Job: The entries below are to be transcribed in full, without their images.

━━━ Material for this task

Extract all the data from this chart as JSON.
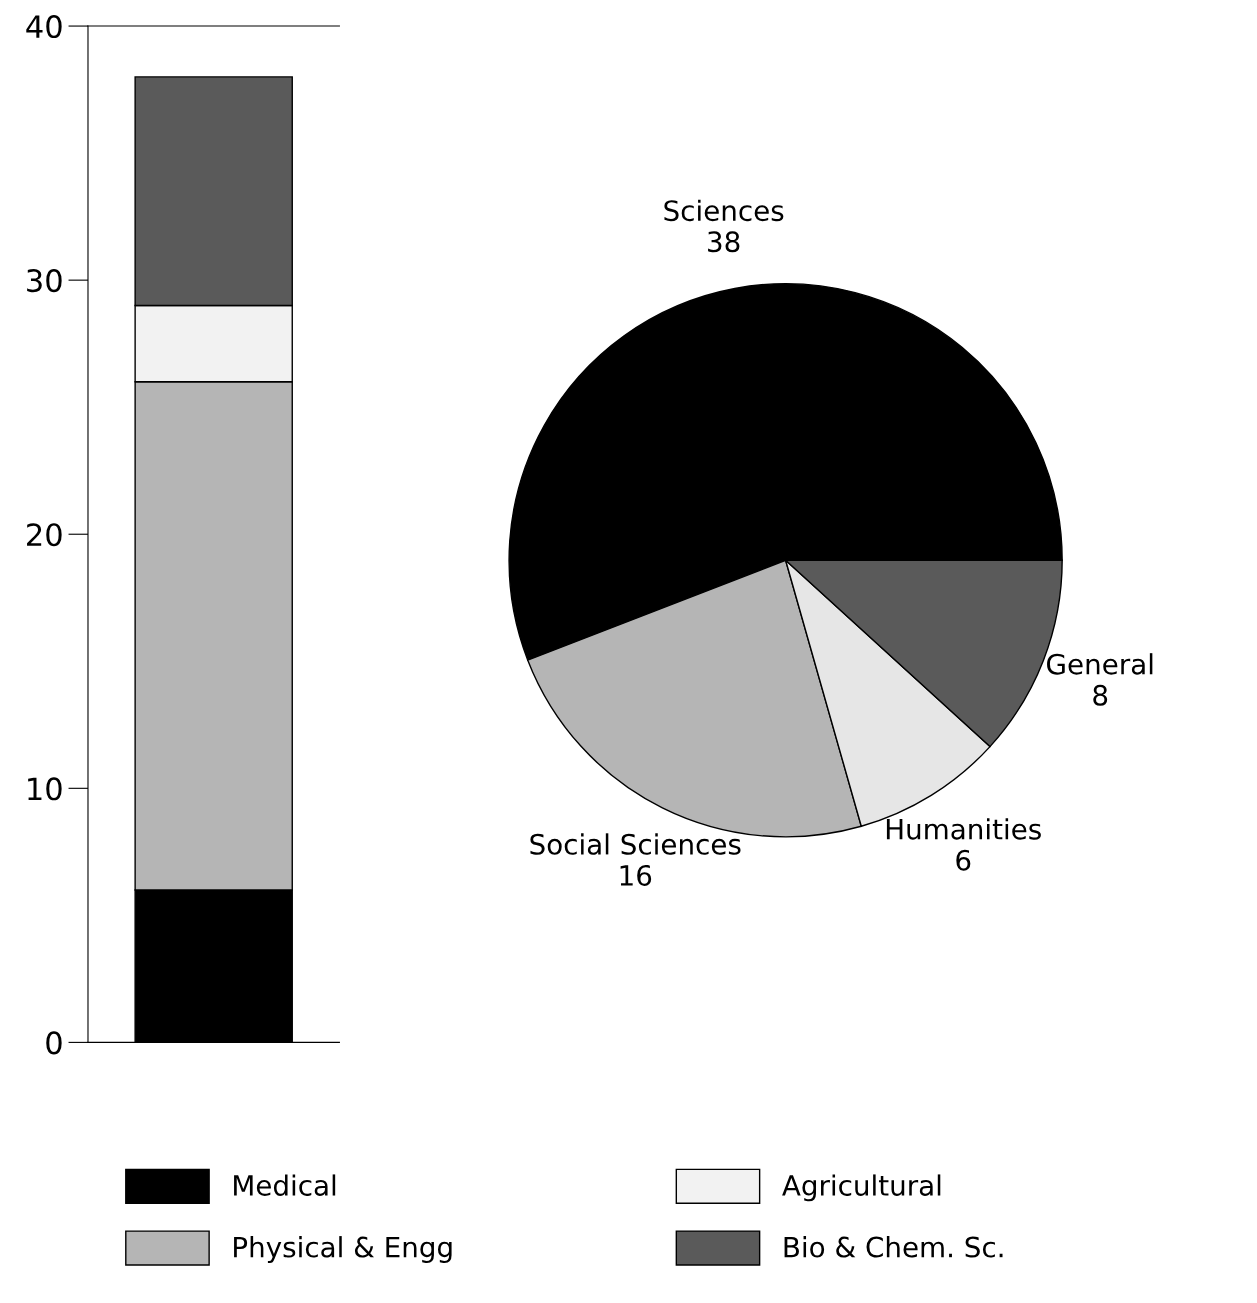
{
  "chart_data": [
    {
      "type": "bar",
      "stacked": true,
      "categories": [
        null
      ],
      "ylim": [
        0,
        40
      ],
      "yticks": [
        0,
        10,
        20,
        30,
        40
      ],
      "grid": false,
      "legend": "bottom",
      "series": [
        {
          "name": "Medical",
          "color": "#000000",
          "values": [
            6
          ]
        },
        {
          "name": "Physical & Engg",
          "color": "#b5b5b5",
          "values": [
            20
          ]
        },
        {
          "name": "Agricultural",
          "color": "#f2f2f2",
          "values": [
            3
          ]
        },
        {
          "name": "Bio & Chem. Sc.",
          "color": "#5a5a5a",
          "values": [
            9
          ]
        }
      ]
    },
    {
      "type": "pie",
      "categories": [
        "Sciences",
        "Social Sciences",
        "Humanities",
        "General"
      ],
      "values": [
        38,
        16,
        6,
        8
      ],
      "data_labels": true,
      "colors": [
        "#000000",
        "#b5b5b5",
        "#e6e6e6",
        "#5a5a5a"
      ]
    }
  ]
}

━━━━━━

Final result:
Extract all the data from this chart as JSON.
{
  "chart_data": [
    {
      "type": "bar",
      "stacked": true,
      "categories": [
        null
      ],
      "ylim": [
        0,
        40
      ],
      "yticks": [
        0,
        10,
        20,
        30,
        40
      ],
      "grid": false,
      "legend": "bottom",
      "series": [
        {
          "name": "Medical",
          "color": "#000000",
          "values": [
            6
          ]
        },
        {
          "name": "Physical & Engg",
          "color": "#b5b5b5",
          "values": [
            20
          ]
        },
        {
          "name": "Agricultural",
          "color": "#f2f2f2",
          "values": [
            3
          ]
        },
        {
          "name": "Bio & Chem. Sc.",
          "color": "#5a5a5a",
          "values": [
            9
          ]
        }
      ]
    },
    {
      "type": "pie",
      "categories": [
        "Sciences",
        "Social Sciences",
        "Humanities",
        "General"
      ],
      "values": [
        38,
        16,
        6,
        8
      ],
      "data_labels": true,
      "colors": [
        "#000000",
        "#b5b5b5",
        "#e6e6e6",
        "#5a5a5a"
      ]
    }
  ]
}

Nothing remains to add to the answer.